THE REQUEST: Gather from the material every line that contains the string "source".

ENTRIES SUPPLIED:
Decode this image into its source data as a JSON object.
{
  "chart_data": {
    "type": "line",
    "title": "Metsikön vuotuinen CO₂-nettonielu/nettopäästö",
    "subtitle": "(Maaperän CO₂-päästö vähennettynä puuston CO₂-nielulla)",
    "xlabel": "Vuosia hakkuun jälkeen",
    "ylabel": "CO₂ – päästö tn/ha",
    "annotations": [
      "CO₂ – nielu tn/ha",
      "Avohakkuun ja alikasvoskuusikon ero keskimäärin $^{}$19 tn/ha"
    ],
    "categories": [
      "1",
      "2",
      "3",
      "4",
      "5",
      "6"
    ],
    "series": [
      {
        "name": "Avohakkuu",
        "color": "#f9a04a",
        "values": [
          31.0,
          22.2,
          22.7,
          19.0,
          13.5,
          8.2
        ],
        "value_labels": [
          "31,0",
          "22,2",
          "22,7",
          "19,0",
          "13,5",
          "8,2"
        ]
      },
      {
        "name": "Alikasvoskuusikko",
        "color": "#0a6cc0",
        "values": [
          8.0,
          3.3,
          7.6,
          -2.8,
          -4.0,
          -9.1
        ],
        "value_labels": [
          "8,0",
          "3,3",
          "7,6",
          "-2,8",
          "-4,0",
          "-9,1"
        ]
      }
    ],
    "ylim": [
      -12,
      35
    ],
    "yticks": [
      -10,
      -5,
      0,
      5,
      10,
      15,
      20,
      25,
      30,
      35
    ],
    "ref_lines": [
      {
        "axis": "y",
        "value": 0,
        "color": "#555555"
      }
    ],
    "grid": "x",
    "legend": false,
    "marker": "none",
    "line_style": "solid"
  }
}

==

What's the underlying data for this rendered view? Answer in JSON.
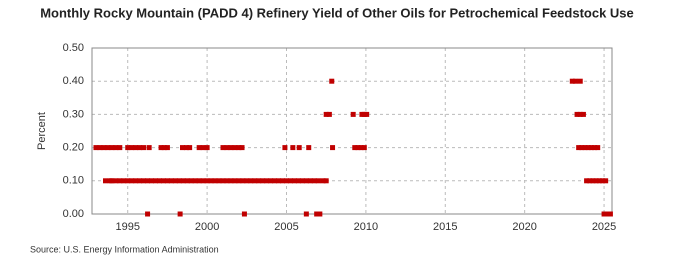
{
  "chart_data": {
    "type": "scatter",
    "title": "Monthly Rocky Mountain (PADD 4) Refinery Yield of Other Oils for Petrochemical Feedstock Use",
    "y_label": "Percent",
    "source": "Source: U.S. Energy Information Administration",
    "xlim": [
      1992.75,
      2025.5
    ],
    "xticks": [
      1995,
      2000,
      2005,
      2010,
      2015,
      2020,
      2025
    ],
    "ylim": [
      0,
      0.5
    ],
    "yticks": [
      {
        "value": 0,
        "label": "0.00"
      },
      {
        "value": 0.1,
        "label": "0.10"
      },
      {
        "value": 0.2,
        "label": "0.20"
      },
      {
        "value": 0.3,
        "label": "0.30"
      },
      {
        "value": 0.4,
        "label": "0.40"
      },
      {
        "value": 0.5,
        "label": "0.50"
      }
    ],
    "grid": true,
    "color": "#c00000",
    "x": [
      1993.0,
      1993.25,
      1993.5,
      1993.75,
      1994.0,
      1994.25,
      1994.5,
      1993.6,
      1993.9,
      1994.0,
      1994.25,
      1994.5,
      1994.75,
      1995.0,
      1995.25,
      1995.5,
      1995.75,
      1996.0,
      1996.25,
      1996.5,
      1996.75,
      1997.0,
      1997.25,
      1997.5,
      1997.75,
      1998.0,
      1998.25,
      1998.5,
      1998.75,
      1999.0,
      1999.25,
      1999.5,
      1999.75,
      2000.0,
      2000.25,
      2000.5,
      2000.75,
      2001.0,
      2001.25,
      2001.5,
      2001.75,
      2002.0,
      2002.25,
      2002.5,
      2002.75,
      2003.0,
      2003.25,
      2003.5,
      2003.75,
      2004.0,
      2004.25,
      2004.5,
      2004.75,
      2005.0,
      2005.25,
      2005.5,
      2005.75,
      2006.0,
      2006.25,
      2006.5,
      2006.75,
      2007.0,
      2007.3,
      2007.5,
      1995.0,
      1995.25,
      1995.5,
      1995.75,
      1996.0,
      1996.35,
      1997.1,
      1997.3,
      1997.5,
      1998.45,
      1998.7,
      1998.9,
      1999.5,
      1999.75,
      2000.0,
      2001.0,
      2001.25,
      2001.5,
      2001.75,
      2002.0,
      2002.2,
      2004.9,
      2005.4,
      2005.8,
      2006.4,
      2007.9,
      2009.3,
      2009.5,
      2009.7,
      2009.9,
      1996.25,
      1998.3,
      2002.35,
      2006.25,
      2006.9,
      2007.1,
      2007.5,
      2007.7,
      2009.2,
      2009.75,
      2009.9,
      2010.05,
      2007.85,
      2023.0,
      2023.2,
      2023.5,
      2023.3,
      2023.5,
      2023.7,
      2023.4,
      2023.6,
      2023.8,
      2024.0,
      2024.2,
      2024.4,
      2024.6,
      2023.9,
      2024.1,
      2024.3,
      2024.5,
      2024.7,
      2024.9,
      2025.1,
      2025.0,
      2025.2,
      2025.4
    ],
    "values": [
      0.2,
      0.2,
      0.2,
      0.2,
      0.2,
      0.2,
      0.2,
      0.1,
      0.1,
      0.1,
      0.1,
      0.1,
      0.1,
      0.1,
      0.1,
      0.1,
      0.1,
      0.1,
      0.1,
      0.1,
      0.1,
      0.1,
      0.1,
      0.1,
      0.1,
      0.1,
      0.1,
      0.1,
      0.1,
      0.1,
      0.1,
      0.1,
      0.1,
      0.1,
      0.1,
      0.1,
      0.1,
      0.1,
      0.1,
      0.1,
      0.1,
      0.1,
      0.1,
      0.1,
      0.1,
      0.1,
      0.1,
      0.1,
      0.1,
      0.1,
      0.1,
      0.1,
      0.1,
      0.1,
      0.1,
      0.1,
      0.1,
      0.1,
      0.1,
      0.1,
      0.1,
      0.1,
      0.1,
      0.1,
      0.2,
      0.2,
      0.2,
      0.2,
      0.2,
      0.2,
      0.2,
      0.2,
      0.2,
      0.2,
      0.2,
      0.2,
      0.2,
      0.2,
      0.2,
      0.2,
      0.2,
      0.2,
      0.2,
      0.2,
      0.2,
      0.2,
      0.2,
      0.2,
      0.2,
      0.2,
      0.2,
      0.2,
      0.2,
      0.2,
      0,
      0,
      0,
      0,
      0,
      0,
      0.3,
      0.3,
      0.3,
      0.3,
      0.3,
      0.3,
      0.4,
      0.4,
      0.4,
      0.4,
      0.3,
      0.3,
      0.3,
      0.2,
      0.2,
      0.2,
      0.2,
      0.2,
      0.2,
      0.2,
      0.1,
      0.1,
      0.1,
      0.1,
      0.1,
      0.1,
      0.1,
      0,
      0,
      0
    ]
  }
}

* * *

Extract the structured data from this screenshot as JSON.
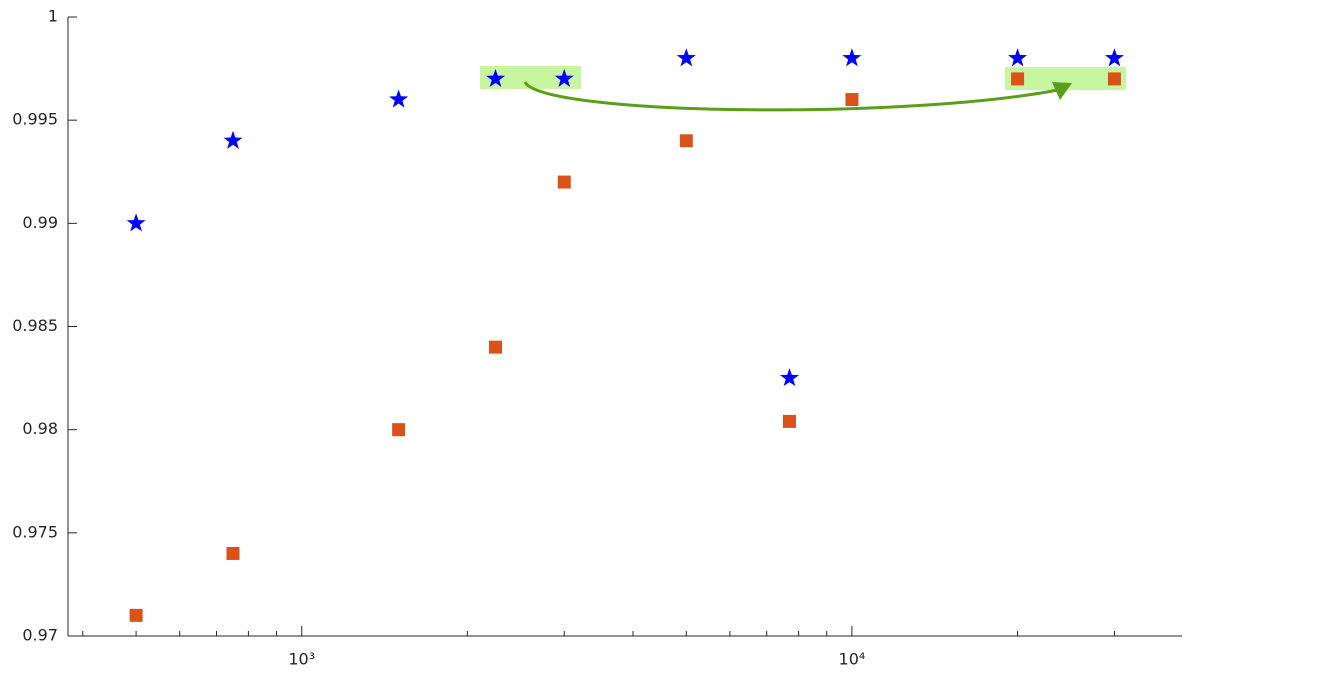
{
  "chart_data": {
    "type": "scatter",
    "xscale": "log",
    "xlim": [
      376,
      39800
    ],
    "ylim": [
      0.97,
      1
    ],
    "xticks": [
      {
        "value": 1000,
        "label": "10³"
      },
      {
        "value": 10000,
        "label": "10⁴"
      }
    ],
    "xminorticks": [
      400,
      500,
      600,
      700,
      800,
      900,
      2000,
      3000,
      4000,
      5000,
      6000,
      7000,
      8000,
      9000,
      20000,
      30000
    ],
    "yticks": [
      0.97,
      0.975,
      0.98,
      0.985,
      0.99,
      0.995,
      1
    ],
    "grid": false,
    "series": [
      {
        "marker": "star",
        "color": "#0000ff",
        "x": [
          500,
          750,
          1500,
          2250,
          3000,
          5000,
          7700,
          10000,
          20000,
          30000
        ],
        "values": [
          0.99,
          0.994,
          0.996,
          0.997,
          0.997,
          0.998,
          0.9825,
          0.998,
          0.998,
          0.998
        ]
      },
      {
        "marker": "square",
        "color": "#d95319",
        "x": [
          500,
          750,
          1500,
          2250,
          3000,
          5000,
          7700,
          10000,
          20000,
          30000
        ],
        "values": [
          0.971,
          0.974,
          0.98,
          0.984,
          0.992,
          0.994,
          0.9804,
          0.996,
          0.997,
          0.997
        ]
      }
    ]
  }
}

THE SOLUTION:
Decode this image into its source data as a JSON object.
    "source": "Source: U.S. Energy Information Administration",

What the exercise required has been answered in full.